§ Exercise details: Every line of the listing must be reproduced as it stands. Leave the images behind.

§ Task data:
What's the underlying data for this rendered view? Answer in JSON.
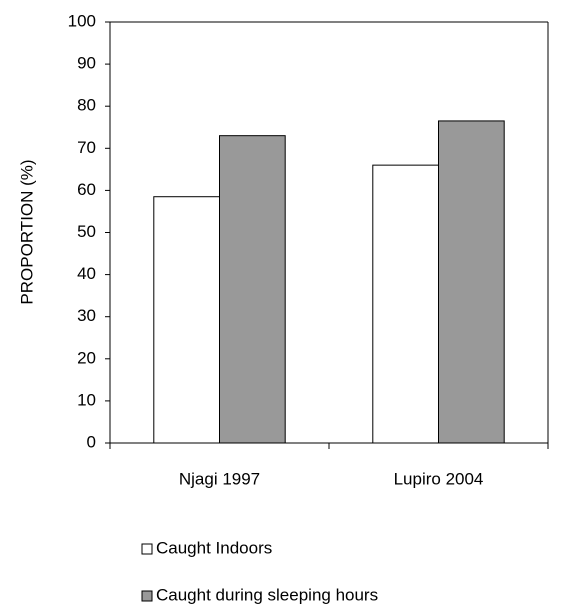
{
  "chart_data": {
    "type": "bar",
    "ylabel": "PROPORTION (%)",
    "categories": [
      "Njagi 1997",
      "Lupiro 2004"
    ],
    "series": [
      {
        "name": "Caught Indoors",
        "color": "#ffffff",
        "values": [
          58.5,
          66
        ]
      },
      {
        "name": "Caught during sleeping hours",
        "color": "#999999",
        "values": [
          73,
          76.5
        ]
      }
    ],
    "ylim": [
      0,
      100
    ],
    "yticks": [
      0,
      10,
      20,
      30,
      40,
      50,
      60,
      70,
      80,
      90,
      100
    ],
    "legend": "bottom"
  }
}
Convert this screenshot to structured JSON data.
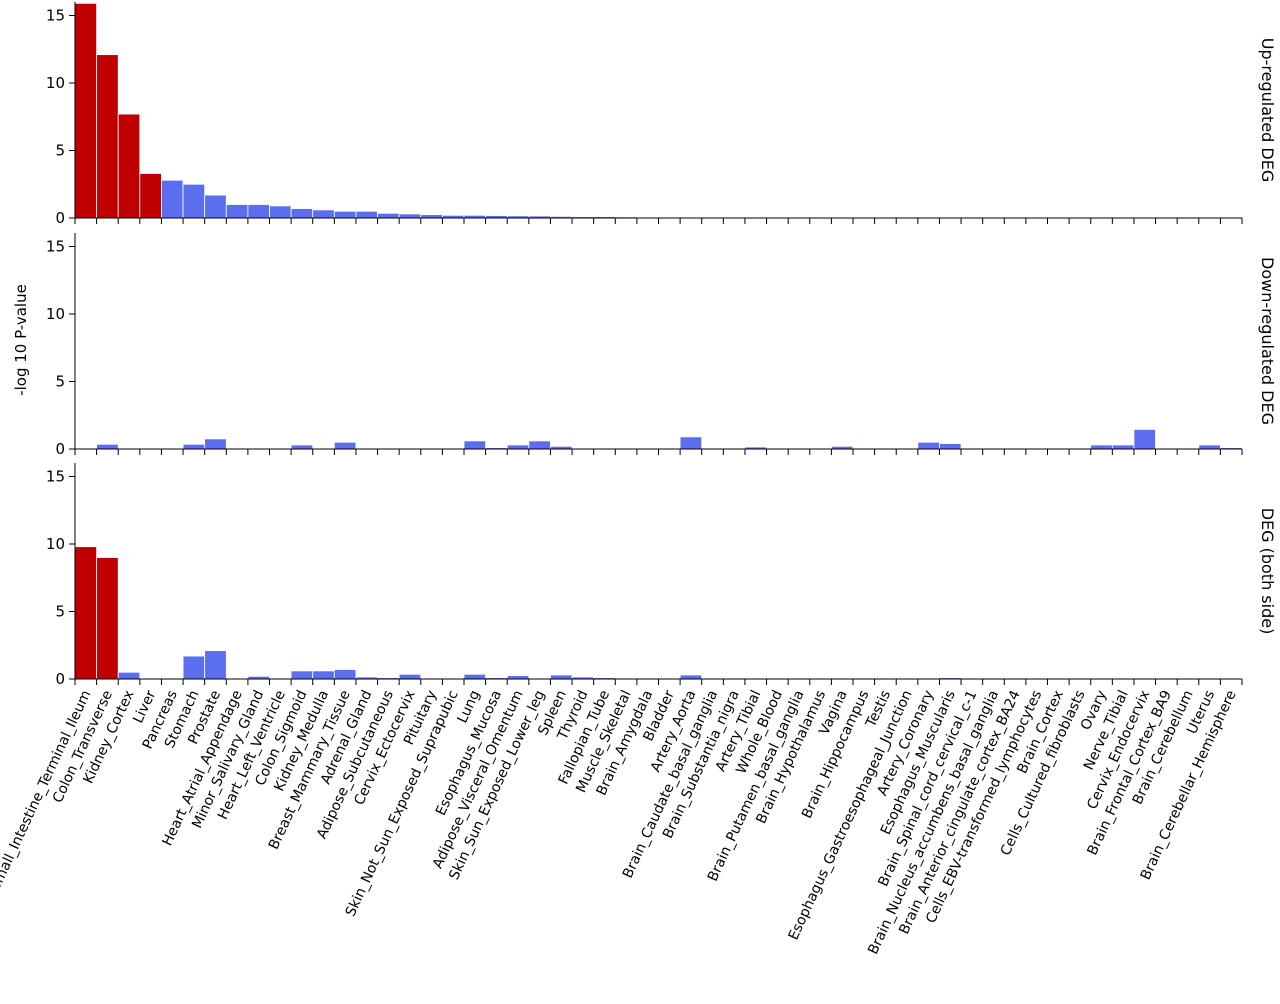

§ The response:
What's the underlying data for this rendered view? Answer in JSON.
{
  "chart_data": {
    "type": "bar",
    "ylabel": "PROPORTION (%)",
    "categories": [
      "Njagi 1997",
      "Lupiro 2004"
    ],
    "series": [
      {
        "name": "Caught Indoors",
        "color": "#ffffff",
        "values": [
          58.5,
          66
        ]
      },
      {
        "name": "Caught during sleeping hours",
        "color": "#999999",
        "values": [
          73,
          76.5
        ]
      }
    ],
    "ylim": [
      0,
      100
    ],
    "yticks": [
      0,
      10,
      20,
      30,
      40,
      50,
      60,
      70,
      80,
      90,
      100
    ],
    "legend": "bottom"
  }
}
Convert this screenshot to structured JSON data.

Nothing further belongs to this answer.